(Saved entries)
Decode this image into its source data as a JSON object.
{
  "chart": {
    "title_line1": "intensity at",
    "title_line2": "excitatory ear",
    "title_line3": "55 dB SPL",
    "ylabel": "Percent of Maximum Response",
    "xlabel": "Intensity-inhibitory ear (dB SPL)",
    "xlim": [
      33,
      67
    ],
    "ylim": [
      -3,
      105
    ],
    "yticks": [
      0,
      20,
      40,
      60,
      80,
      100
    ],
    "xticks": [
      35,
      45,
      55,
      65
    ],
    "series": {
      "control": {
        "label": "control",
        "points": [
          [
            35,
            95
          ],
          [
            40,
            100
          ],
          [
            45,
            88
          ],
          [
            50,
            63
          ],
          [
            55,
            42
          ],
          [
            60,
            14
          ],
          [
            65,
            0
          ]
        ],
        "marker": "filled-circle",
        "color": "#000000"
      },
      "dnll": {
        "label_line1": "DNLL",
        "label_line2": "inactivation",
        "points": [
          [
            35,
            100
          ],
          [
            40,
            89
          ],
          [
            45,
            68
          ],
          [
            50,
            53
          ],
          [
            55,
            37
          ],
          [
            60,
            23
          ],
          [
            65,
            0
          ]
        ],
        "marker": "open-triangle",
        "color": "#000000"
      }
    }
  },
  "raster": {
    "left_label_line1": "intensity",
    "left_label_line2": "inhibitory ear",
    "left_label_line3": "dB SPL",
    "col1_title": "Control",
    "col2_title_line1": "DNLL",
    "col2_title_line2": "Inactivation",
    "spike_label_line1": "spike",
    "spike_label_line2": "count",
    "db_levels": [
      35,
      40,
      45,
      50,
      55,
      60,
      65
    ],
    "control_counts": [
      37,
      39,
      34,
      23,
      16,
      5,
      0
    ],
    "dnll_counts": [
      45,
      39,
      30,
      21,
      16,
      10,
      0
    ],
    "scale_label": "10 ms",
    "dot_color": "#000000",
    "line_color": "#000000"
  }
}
==
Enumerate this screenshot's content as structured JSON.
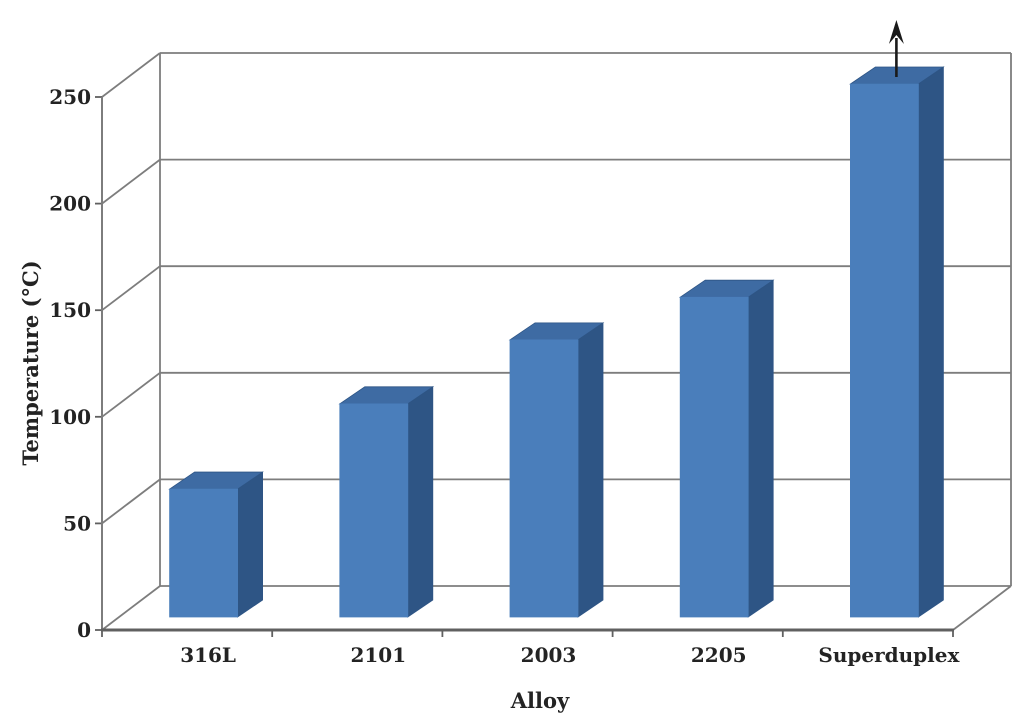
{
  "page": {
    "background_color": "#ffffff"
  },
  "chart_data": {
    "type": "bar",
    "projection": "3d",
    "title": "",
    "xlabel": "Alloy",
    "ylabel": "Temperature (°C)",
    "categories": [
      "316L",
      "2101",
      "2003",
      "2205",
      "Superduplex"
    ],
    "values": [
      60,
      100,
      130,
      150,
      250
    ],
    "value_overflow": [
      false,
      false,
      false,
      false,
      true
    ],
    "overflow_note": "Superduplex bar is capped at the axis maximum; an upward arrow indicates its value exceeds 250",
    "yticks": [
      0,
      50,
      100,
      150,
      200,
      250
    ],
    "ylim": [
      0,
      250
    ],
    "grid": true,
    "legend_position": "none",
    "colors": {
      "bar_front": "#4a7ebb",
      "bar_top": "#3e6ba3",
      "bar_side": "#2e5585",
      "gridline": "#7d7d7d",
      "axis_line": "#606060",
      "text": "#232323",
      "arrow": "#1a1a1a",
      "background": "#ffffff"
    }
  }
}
...
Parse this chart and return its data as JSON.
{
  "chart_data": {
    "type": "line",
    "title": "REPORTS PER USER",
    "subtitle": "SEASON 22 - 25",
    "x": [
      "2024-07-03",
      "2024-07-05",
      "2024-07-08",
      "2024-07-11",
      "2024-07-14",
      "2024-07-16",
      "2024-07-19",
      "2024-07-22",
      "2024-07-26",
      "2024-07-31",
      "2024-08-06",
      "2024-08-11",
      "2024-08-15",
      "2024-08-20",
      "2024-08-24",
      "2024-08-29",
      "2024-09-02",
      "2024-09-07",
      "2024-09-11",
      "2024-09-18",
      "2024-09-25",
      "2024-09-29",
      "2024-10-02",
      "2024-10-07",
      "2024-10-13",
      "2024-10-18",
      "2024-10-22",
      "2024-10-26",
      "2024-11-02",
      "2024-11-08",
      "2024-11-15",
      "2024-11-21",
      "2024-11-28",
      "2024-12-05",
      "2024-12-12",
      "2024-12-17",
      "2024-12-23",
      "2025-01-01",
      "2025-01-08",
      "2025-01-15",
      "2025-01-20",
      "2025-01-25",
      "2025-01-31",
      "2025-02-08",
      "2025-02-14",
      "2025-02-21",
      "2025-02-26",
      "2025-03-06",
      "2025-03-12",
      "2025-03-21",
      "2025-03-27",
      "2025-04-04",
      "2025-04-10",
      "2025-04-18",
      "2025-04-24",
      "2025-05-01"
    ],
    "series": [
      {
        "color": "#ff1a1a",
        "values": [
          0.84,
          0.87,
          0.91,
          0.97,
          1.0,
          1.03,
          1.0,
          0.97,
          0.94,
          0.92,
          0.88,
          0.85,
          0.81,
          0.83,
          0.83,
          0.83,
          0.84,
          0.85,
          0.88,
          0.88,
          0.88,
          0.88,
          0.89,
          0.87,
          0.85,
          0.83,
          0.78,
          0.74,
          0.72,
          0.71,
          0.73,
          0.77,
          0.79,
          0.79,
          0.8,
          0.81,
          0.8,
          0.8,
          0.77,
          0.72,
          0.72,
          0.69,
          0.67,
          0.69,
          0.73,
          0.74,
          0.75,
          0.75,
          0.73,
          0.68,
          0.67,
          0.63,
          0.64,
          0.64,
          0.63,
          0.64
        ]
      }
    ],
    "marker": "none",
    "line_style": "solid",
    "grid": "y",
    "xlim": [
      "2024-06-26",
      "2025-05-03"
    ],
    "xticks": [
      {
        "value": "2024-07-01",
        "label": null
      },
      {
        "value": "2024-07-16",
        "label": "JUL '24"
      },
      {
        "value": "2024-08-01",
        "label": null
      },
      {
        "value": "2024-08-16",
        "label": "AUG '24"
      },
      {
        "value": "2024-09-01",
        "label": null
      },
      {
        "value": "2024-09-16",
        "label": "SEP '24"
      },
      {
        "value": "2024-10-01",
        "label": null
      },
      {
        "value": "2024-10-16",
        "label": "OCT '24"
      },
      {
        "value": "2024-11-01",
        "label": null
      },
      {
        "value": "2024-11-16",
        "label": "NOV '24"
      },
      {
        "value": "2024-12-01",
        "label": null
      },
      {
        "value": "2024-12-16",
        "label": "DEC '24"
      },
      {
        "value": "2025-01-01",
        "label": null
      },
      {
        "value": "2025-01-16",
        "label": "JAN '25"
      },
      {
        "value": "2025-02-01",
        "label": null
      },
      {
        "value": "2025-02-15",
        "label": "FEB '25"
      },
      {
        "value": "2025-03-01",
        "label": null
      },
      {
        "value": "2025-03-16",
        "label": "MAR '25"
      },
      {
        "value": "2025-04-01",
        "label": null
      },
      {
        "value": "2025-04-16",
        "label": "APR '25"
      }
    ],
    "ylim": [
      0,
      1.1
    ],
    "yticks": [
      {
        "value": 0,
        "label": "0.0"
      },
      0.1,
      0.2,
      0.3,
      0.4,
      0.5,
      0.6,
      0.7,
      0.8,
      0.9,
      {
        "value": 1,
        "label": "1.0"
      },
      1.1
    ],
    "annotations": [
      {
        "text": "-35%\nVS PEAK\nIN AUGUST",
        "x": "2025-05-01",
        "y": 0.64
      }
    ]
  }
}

(WORK TO DO): Collect the lines of the data that carry the word "marker".

(TASK RESULT):
        "marker": "filled-circle",
        "marker": "open-triangle",
    "marker": "none",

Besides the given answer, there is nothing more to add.